Dataset records on visual material:
▼

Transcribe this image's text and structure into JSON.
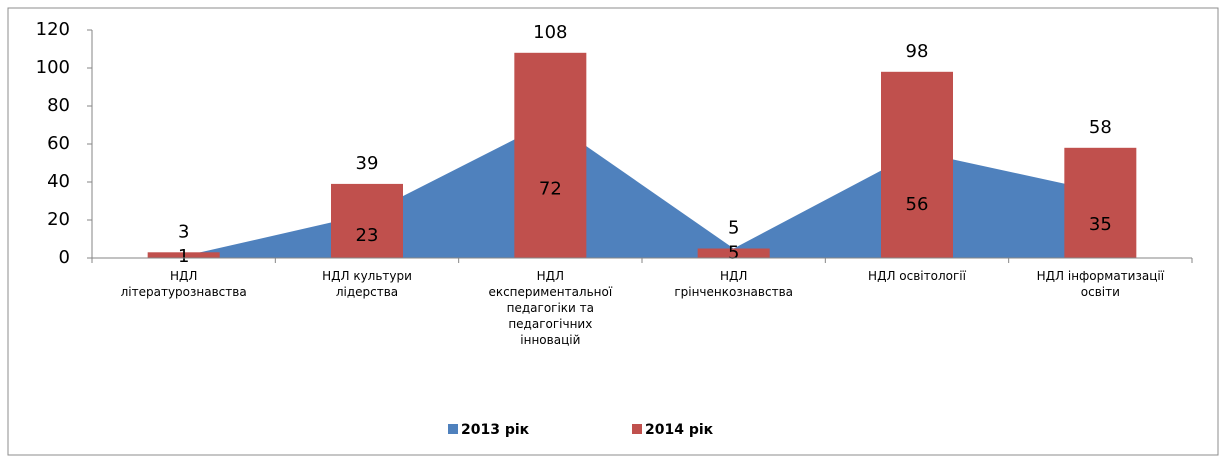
{
  "chart_data": {
    "type": "area-bar",
    "categories": [
      "НДЛ літературознавства",
      "НДЛ культури лідерства",
      "НДЛ експериментальної педагогіки та педагогічних інновацій",
      "НДЛ грінченкознавства",
      "НДЛ освітології",
      "НДЛ інформатизації освіти"
    ],
    "series": [
      {
        "name": "2013 рік",
        "color": "#4f81bd",
        "values": [
          1,
          23,
          72,
          5,
          56,
          35
        ]
      },
      {
        "name": "2014 рік",
        "color": "#c0504d",
        "values": [
          3,
          39,
          108,
          5,
          98,
          58
        ]
      }
    ],
    "ylim": [
      0,
      120
    ],
    "yticks": [
      0,
      20,
      40,
      60,
      80,
      100,
      120
    ],
    "grid": false,
    "legend": "bottom"
  }
}
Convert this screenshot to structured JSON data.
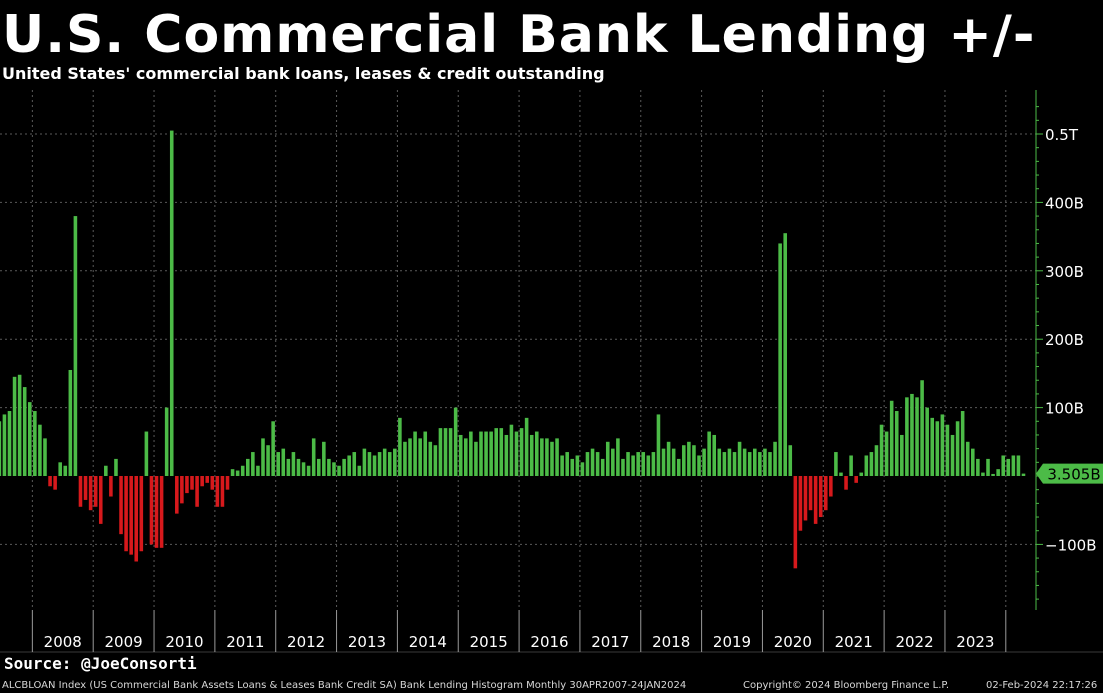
{
  "header": {
    "title": "U.S. Commercial Bank Lending +/-",
    "subtitle": "United States' commercial bank loans, leases & credit outstanding"
  },
  "footer": {
    "source": "Source: @JoeConsorti",
    "index_info": "ALCBLOAN Index (US Commercial Bank Assets Loans & Leases Bank Credit SA) Bank Lending Histogram  Monthly 30APR2007-24JAN2024",
    "copyright": "Copyright© 2024 Bloomberg Finance L.P.",
    "timestamp": "02-Feb-2024 22:17:26"
  },
  "colors": {
    "background": "#000000",
    "positive": "#4cbb47",
    "negative": "#d7191c",
    "axis": "#4cbb47",
    "grid": "#5a5a5a",
    "last_value_badge": "#4cbb47"
  },
  "chart_data": {
    "type": "bar",
    "title": "U.S. Commercial Bank Lending +/-",
    "subtitle": "United States' commercial bank loans, leases & credit outstanding",
    "units": "USD billions",
    "x_start": "2007-05",
    "frequency": "monthly",
    "years": [
      "2008",
      "2009",
      "2010",
      "2011",
      "2012",
      "2013",
      "2014",
      "2015",
      "2016",
      "2017",
      "2018",
      "2019",
      "2020",
      "2021",
      "2022",
      "2023"
    ],
    "y_ticks": [
      {
        "value": 500,
        "label": "0.5T"
      },
      {
        "value": 400,
        "label": "400B"
      },
      {
        "value": 300,
        "label": "300B"
      },
      {
        "value": 200,
        "label": "200B"
      },
      {
        "value": 100,
        "label": "100B"
      },
      {
        "value": -100,
        "label": "−100B"
      }
    ],
    "ylim": [
      -195,
      560
    ],
    "grid": true,
    "last_value": 3.505,
    "last_value_label": "3.505B",
    "values": [
      90,
      80,
      90,
      95,
      145,
      148,
      130,
      108,
      95,
      75,
      55,
      -15,
      -20,
      20,
      15,
      155,
      380,
      -45,
      -35,
      -50,
      -45,
      -70,
      15,
      -30,
      25,
      -85,
      -110,
      -115,
      -125,
      -110,
      65,
      -100,
      -105,
      -105,
      100,
      505,
      -55,
      -40,
      -25,
      -20,
      -45,
      -15,
      -10,
      -20,
      -45,
      -45,
      -20,
      10,
      8,
      15,
      25,
      35,
      15,
      55,
      45,
      80,
      35,
      40,
      25,
      35,
      25,
      20,
      15,
      55,
      25,
      50,
      25,
      20,
      15,
      25,
      30,
      35,
      15,
      40,
      35,
      30,
      35,
      40,
      35,
      40,
      85,
      50,
      55,
      65,
      55,
      65,
      50,
      45,
      70,
      70,
      70,
      100,
      60,
      55,
      65,
      50,
      65,
      65,
      65,
      70,
      70,
      60,
      75,
      65,
      70,
      85,
      60,
      65,
      55,
      55,
      50,
      55,
      30,
      35,
      25,
      30,
      20,
      35,
      40,
      35,
      25,
      50,
      40,
      55,
      25,
      35,
      30,
      35,
      35,
      30,
      35,
      90,
      40,
      50,
      40,
      25,
      45,
      50,
      45,
      30,
      40,
      65,
      60,
      40,
      35,
      40,
      35,
      50,
      40,
      35,
      40,
      35,
      40,
      35,
      50,
      340,
      355,
      45,
      -135,
      -80,
      -65,
      -50,
      -70,
      -60,
      -50,
      -30,
      35,
      5,
      -20,
      30,
      -10,
      5,
      30,
      35,
      45,
      75,
      65,
      110,
      95,
      60,
      115,
      120,
      115,
      140,
      100,
      85,
      80,
      90,
      75,
      60,
      80,
      95,
      50,
      40,
      25,
      5,
      25,
      3,
      10,
      30,
      25,
      30,
      30,
      3.505
    ]
  }
}
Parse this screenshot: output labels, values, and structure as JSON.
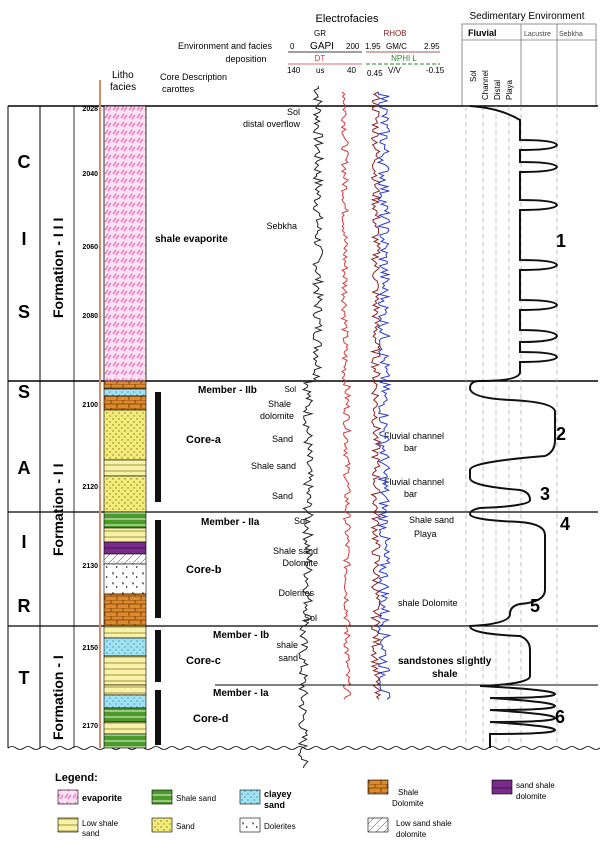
{
  "header": {
    "electrofacies_title": "Electrofacies",
    "env_label_1": "Environment and facies",
    "env_label_2": "deposition",
    "litho_label_1": "Litho",
    "litho_label_2": "facies",
    "core_desc_1": "Core Description",
    "core_desc_2": "carottes",
    "sed_env_title": "Sedimentary Environment",
    "fluvial": "Fluvial",
    "lacustre": "Lacustre",
    "sebkha": "Sebkha",
    "sol": "Sol",
    "channel": "Channel",
    "distal": "Distal",
    "playa": "Playa"
  },
  "log_headers": {
    "gr": "GR",
    "gr_unit": "GAPI",
    "gr_min": "0",
    "gr_max": "200",
    "dt": "DT",
    "dt_unit": "us",
    "dt_min": "140",
    "dt_max": "40",
    "rhob": "RHOB",
    "rhob_unit": "GM/C",
    "rhob_min": "1.95",
    "rhob_max": "2.95",
    "nphi": "NPHI L",
    "nphi_unit": "V/V",
    "nphi_min": "0.45",
    "nphi_max": "-0.15"
  },
  "system_letters": [
    "T",
    "R",
    "I",
    "A",
    "S",
    "S",
    "I",
    "C"
  ],
  "formations": {
    "f3": "Formation - I I I",
    "f2": "Formation - I I",
    "f1": "Formation - I"
  },
  "depths": [
    "2028",
    "2040",
    "2060",
    "2080",
    "2100",
    "2120",
    "2130",
    "2150",
    "2170"
  ],
  "descriptions": {
    "shale_evaporite": "shale evaporite",
    "sol_1": "Sol",
    "distal_overflow": "distal overflow",
    "sebkha": "Sebkha",
    "member_iib": "Member - IIb",
    "sol_2": "Sol",
    "shale": "Shale",
    "dolomite": "dolomite",
    "core_a": "Core-a",
    "sand_1": "Sand",
    "shale_sand_1": "Shale sand",
    "sand_2": "Sand",
    "fluvial_channel_1": "Fluvial channel",
    "bar_1": "bar",
    "fluvial_channel_2": "Fluvial channel",
    "bar_2": "bar",
    "member_iia": "Member - IIa",
    "sol_3": "Sol",
    "shale_sand_right": "Shale sand",
    "playa": "Playa",
    "shale_sand_2": "Shale sand",
    "dolomite_2": "Dolomite",
    "core_b": "Core-b",
    "dolerites": "Dolerites",
    "shale_dolomite": "shale Dolomite",
    "sol_4": "Sol",
    "member_ib": "Member - Ib",
    "shale_word": "shale",
    "sand_word": "sand",
    "core_c": "Core-c",
    "sandstones": "sandstones slightly",
    "shale_right": "shale",
    "member_ia": "Member - Ia",
    "core_d": "Core-d"
  },
  "env_numbers": [
    "1",
    "2",
    "3",
    "4",
    "5",
    "6"
  ],
  "legend": {
    "title": "Legend:",
    "evaporite": "evaporite",
    "low_shale_sand_1": "Low shale",
    "low_shale_sand_2": "sand",
    "shale_sand": "Shale sand",
    "sand": "Sand",
    "clayey_sand_1": "clayey",
    "clayey_sand_2": "sand",
    "dolerites": "Dolerites",
    "shale_dolomite_1": "Shale",
    "shale_dolomite_2": "Dolomite",
    "low_sand_shale_1": "Low sand shale",
    "low_sand_shale_2": "dolomite",
    "sand_shale_dol_1": "sand shale",
    "sand_shale_dol_2": "dolomite"
  },
  "colors": {
    "evaporite": "#f06cc0",
    "sand": "#f4ec7a",
    "shale_sand": "#4a9a2c",
    "clayey_sand": "#9fe2f4",
    "dolomite": "#e08a2a",
    "sand_shale_dolomite": "#7a2a8a",
    "gr_curve": "#222222",
    "dt_curve": "#d83a3a",
    "rhob_curve": "#8a2020",
    "nphi_curve": "#2a3ad0"
  }
}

▲

--- TASK DIRECTIONS ---
Write out each line of the data that holds the string "screenshot".

--- COMPLETE ANSWER ---
Convert this screenshot to structured JSON data.
Parse this screenshot: output labels, values, and structure as JSON.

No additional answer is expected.